:: INFORMATION SHOWN ::

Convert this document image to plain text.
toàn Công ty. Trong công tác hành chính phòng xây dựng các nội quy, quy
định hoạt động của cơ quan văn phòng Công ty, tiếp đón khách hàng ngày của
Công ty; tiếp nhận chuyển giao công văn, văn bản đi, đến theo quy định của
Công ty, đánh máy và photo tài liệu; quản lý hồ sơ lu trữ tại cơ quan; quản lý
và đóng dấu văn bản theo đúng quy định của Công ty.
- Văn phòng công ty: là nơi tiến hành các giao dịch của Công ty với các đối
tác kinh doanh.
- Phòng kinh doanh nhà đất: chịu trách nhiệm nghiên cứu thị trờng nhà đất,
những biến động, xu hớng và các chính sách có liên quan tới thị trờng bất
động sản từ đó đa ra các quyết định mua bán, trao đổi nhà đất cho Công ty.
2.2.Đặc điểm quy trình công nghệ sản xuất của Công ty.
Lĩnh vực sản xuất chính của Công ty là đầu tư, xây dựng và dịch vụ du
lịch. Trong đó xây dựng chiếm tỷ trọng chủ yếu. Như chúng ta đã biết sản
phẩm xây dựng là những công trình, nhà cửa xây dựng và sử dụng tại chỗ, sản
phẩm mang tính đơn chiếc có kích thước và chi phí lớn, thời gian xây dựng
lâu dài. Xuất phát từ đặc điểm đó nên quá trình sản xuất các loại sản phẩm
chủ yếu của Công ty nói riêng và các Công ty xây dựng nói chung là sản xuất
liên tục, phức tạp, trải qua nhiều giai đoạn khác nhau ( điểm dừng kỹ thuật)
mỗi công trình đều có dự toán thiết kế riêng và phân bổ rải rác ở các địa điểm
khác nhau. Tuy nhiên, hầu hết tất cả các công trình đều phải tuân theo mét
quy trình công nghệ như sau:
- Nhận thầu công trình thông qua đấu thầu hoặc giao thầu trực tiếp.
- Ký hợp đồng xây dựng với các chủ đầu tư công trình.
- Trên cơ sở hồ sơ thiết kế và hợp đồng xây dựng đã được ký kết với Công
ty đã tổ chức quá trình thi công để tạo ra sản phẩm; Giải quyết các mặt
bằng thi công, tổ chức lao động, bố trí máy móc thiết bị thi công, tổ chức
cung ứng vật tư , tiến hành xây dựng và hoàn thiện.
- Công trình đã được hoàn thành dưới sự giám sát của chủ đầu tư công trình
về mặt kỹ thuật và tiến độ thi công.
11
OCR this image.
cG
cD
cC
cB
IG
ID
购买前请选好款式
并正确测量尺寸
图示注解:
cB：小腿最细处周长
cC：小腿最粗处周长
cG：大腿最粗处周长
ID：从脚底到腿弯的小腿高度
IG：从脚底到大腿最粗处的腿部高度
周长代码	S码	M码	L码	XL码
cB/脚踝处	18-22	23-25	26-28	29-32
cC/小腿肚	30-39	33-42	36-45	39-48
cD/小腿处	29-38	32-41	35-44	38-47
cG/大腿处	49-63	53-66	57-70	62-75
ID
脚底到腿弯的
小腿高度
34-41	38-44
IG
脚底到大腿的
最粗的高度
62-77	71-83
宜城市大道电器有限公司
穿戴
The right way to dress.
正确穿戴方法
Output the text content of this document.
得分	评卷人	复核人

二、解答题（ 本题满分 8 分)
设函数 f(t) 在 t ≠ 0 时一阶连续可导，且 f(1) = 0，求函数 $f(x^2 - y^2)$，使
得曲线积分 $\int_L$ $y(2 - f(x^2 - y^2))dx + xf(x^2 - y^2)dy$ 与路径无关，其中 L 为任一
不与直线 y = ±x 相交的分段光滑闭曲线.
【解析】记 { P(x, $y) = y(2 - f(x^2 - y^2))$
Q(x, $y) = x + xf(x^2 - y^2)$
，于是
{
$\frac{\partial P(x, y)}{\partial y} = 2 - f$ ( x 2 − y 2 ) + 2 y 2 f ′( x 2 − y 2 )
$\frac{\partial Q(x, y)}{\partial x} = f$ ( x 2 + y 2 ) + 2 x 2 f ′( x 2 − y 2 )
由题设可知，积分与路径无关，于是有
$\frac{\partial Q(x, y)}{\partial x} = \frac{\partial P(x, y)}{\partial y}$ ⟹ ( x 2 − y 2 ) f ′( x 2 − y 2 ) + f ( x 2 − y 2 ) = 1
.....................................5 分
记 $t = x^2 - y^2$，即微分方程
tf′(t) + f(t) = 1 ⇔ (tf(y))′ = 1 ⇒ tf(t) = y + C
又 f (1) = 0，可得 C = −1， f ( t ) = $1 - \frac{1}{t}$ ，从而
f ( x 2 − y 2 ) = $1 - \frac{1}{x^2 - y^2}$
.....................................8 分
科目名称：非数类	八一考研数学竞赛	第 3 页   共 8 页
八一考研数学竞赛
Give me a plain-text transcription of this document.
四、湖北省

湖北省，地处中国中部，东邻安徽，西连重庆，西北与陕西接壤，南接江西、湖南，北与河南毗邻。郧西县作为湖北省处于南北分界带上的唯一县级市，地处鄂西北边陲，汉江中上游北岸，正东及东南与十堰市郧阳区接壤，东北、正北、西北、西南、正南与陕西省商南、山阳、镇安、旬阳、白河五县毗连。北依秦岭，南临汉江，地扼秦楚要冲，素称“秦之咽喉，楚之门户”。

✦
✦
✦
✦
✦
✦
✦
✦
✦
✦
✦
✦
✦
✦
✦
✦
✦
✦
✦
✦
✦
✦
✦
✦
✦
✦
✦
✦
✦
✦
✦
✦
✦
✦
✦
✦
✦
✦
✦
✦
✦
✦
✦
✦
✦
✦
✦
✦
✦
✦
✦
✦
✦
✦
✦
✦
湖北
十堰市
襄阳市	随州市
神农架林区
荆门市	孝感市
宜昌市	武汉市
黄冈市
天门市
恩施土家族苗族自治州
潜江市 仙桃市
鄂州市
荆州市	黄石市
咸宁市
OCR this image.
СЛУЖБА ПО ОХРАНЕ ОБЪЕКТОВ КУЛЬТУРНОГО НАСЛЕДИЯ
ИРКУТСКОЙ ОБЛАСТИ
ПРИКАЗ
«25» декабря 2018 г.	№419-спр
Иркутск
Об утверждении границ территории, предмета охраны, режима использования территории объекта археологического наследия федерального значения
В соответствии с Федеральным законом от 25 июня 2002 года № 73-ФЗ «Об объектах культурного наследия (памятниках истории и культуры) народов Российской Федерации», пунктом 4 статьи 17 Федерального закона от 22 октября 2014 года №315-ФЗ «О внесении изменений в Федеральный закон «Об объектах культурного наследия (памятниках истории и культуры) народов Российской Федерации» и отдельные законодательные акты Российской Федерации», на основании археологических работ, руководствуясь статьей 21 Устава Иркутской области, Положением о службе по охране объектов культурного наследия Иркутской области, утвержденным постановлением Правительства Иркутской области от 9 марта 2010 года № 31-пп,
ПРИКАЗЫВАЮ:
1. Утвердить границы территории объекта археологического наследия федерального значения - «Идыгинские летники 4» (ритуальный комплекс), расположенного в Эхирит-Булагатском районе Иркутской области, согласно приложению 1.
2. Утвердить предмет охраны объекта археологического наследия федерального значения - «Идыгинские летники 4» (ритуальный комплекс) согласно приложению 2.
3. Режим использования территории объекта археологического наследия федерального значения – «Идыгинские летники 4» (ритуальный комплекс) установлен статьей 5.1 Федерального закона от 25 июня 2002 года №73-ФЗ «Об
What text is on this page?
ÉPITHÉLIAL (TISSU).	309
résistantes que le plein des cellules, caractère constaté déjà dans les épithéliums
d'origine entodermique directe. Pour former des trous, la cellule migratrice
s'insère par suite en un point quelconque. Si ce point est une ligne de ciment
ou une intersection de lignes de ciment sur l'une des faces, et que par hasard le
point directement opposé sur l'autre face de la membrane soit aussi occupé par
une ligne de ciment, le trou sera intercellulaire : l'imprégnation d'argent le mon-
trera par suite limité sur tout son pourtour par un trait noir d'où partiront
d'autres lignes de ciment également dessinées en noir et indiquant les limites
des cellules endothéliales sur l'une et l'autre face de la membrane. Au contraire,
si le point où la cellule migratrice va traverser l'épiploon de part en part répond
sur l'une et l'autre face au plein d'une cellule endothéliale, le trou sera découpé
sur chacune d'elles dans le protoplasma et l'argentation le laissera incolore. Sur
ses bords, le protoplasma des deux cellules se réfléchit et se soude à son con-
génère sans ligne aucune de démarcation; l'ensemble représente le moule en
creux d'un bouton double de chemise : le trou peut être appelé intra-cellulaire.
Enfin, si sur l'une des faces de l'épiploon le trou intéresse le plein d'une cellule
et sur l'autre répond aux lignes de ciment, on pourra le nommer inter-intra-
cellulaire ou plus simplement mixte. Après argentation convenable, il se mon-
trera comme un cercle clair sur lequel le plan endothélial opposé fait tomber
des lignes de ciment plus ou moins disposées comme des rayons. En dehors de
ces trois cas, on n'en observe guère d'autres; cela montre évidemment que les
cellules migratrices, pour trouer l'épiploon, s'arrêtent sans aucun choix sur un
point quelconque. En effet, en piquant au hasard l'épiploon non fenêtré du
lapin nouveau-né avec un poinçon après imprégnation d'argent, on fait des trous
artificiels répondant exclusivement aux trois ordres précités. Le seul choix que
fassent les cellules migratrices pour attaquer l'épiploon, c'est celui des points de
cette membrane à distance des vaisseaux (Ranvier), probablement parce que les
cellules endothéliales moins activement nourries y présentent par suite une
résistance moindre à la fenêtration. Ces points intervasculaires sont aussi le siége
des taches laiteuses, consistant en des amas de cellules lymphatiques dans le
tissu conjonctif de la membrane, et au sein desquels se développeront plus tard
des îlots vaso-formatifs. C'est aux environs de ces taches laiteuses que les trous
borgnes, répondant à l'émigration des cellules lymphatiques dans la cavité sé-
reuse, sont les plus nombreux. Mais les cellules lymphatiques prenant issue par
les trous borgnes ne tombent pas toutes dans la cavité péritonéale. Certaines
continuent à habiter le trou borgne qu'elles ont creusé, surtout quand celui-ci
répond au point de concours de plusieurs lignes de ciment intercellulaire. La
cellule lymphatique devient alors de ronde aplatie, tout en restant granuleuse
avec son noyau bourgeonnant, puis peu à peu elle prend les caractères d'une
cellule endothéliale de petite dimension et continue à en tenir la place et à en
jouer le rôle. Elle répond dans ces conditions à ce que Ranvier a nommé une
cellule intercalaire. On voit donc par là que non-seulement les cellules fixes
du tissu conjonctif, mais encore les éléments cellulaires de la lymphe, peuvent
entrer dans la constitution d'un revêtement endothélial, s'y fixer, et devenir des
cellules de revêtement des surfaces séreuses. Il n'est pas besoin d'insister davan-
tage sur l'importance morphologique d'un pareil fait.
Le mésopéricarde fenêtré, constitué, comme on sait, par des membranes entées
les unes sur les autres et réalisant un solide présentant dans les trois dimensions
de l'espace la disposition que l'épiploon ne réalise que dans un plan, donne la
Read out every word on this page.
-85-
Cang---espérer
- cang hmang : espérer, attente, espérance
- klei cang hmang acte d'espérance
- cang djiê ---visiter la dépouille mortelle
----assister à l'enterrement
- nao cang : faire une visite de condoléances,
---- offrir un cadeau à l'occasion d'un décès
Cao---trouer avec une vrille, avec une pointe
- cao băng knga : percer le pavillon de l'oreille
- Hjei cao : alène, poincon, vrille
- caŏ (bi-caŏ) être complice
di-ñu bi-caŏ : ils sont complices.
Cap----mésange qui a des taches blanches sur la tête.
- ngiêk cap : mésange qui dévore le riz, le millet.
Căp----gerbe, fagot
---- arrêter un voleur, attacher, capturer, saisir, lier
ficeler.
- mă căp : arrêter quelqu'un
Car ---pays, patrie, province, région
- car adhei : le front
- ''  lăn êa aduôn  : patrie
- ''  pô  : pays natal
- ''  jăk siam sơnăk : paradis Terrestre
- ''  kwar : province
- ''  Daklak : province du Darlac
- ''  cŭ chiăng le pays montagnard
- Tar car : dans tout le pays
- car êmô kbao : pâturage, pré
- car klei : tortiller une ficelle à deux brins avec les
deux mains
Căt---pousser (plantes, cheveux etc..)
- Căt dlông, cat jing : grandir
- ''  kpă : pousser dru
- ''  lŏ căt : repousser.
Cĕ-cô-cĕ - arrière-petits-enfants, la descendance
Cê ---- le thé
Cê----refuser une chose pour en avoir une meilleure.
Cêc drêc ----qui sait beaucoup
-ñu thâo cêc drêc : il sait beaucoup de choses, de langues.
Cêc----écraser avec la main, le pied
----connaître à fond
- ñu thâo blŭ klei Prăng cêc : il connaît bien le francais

:::

SHORT EXERCISE: Pull every line containing "opposé" out of the records.

ANSWER TO THE EXERCISE:
point directement opposé sur l'autre face de la membrane soit aussi occupé par
trera comme un cercle clair sur lequel le plan endothélial opposé fait tomber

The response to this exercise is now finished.